Supplied passage:

WWWF World champion Bruno Sammartino is visiting in Toronto by some Japanese fans. Photo by Roger Baker.

All in all, though, Sammartino’s time in Toronto — and his bookings across Canada — didn’t last that long. By February 1963, he had mended fences with Vince McMahon Sr. and had committed to returning to the WWWF, where he would dethrone Buddy Rogers for the promotion’s new world title. The WWWF / WWF would be his home until 1988, including being an announcer, and owning the Pittsburgh territory.

He thinks he could have stayed in Toronto.

“I would have stayed. I don’t know how long. Eventually everybody runs out, eventually you overstay,” Sammartino explained. “I’ll tell you why I could have had a real long career in Toronto. I believe I could have been there for years and years for one reason — just like I was in New York for all those years — because Frank’s television was strong, he went all over Canada. I could have kept, staying out of the Toronto office, but not wrestle necessarily all around Toronto. As long as you’re moving around, going to Winnipeg maybe four, five times a year, or Vancouver, out that way. Or even Portland, Oregon, there were requests. Or Quebec. Then in the States, Sam Muchnick was always asking Frank, which later, I made a lot of appearances for Muchnick. When you’re spread out like that and you’re not all the time in the same area, you can last years and years.”

Sammartino welcomes the next foe into the ring. Photo by Roger Baker.

And when the promoter likes you, and you are drawing, it is certainly a feasible scenario.

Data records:
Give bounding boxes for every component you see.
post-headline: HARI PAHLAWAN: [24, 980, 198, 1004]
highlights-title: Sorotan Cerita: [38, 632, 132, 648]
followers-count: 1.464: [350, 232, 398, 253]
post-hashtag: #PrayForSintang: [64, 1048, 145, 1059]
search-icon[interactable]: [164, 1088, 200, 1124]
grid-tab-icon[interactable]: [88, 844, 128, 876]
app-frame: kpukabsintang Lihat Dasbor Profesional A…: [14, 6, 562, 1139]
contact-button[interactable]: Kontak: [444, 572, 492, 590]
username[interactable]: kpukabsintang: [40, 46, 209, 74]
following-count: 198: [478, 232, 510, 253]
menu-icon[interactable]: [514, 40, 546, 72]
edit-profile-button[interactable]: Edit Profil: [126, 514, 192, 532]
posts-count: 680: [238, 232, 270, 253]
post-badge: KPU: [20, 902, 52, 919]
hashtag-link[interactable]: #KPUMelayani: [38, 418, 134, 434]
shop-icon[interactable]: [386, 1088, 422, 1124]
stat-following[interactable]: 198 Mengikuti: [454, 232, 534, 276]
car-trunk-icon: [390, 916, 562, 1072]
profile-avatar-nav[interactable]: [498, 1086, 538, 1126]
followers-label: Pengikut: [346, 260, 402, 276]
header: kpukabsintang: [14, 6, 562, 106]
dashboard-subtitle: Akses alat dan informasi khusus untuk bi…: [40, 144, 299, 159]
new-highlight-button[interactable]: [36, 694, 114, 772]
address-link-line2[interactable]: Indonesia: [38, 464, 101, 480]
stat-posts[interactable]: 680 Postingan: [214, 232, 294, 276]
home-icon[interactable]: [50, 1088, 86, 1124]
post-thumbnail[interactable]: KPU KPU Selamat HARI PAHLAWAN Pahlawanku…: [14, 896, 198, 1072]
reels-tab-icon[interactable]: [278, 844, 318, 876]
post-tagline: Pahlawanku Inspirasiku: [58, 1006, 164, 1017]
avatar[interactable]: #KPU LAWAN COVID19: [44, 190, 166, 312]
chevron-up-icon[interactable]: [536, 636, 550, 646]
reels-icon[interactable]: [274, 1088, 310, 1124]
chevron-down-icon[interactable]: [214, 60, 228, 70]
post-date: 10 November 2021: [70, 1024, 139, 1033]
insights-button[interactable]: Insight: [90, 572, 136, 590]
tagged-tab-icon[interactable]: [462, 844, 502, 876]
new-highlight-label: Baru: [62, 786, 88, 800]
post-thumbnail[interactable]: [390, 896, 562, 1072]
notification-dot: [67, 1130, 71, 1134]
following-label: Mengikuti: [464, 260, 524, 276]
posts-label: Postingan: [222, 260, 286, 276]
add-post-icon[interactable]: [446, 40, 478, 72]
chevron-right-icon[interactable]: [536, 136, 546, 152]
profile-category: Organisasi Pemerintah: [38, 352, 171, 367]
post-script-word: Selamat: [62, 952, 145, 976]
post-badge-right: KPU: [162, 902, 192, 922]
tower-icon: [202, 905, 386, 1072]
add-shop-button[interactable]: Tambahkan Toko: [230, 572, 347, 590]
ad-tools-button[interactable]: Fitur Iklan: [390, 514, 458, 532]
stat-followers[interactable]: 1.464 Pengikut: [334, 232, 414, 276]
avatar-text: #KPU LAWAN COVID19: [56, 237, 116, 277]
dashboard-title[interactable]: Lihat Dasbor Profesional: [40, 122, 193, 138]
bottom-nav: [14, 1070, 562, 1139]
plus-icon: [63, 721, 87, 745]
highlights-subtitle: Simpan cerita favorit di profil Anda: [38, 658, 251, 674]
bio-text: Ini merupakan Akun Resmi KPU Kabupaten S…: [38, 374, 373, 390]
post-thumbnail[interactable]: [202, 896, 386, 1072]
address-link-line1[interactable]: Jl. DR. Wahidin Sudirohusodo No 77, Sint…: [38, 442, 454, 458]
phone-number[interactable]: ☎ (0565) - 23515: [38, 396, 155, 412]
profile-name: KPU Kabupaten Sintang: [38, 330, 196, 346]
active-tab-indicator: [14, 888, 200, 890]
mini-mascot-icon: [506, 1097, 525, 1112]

Exercise directions: Could you write out the Sammartino passage again, word for word? None of these lines relate to the Sammartino passage.

Reply:
WWWF World champion Bruno Sammartino is visiting in Toronto by some Japanese fans. Photo by Roger Baker.

All in all, though, Sammartino’s time in Toronto — and his bookings across Canada — didn’t last that long. By February 1963, he had mended fences with Vince McMahon Sr. and had committed to returning to the WWWF, where he would dethrone Buddy Rogers for the promotion’s new world title. The WWWF / WWF would be his home until 1988, including being an announcer, and owning the Pittsburgh territory.

He thinks he could have stayed in Toronto.

“I would have stayed. I don’t know how long. Eventually everybody runs out, eventually you overstay,” Sammartino explained. “I’ll tell you why I could have had a real long career in Toronto. I believe I could have been there for years and years for one reason — just like I was in New York for all those years — because Frank’s television was strong, he went all over Canada. I could have kept, staying out of the Toronto office, but not wrestle necessarily all around Toronto. As long as you’re moving around, going to Winnipeg maybe four, five times a year, or Vancouver, out that way. Or even Portland, Oregon, there were requests. Or Quebec. Then in the States, Sam Muchnick was always asking Frank, which later, I made a lot of appearances for Muchnick. When you’re spread out like that and you’re not all the time in the same area, you can last years and years.”

Sammartino welcomes the next foe into the ring. Photo by Roger Baker.

And when the promoter likes you, and you are drawing, it is certainly a feasible scenario.